Exercise task: Every line that includes the word "市场营销" is to be listed.

Provided information:
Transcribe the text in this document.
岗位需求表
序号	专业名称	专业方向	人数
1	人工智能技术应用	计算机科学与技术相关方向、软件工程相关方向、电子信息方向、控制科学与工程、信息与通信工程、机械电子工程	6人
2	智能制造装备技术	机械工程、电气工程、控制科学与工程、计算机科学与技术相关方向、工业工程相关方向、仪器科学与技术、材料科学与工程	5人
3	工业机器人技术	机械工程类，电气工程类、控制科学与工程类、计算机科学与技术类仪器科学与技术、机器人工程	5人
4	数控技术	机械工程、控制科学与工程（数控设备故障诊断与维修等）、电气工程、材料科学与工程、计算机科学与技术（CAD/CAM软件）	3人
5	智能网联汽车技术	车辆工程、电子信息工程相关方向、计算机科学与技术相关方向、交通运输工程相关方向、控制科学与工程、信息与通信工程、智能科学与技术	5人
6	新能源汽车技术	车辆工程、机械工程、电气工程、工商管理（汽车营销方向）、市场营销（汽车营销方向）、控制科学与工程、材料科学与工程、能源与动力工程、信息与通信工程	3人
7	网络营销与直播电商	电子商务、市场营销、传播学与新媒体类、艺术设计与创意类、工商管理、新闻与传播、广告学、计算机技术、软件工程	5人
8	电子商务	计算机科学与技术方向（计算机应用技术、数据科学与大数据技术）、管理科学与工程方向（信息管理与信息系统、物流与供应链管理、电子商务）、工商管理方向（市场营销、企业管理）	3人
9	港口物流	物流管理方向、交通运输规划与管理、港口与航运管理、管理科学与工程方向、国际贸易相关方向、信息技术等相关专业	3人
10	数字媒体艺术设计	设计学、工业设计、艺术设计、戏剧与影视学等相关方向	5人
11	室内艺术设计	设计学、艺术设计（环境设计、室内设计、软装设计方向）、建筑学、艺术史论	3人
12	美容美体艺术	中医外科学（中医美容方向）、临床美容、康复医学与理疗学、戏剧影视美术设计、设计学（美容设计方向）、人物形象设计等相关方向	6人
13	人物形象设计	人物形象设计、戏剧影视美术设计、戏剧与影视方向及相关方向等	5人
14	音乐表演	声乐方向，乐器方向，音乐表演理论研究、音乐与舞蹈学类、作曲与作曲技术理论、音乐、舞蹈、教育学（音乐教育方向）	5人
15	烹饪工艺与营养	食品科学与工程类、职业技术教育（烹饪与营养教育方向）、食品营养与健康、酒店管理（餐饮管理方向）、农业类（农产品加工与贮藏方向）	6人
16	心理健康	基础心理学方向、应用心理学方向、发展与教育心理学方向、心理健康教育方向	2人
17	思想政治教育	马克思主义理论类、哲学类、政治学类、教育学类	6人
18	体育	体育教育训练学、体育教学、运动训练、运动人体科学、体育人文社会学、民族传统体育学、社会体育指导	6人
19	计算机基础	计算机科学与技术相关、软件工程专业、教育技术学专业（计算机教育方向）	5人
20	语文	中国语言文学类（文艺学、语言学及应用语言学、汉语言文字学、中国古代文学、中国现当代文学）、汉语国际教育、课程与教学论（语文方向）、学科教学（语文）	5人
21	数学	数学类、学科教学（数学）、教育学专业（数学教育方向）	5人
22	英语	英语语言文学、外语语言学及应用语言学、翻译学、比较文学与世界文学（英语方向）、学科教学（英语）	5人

Result of this task:
6	新能源汽车技术	车辆工程、机械工程、电气工程、工商管理（汽车营销方向）、市场营销（汽车营销方向）、控制科学与工程、材料科学与工程、能源与动力工程、信息与通信工程	3人
7	网络营销与直播电商	电子商务、市场营销、传播学与新媒体类、艺术设计与创意类、工商管理、新闻与传播、广告学、计算机技术、软件工程	5人
8	电子商务	计算机科学与技术方向（计算机应用技术、数据科学与大数据技术）、管理科学与工程方向（信息管理与信息系统、物流与供应链管理、电子商务）、工商管理方向（市场营销、企业管理）	3人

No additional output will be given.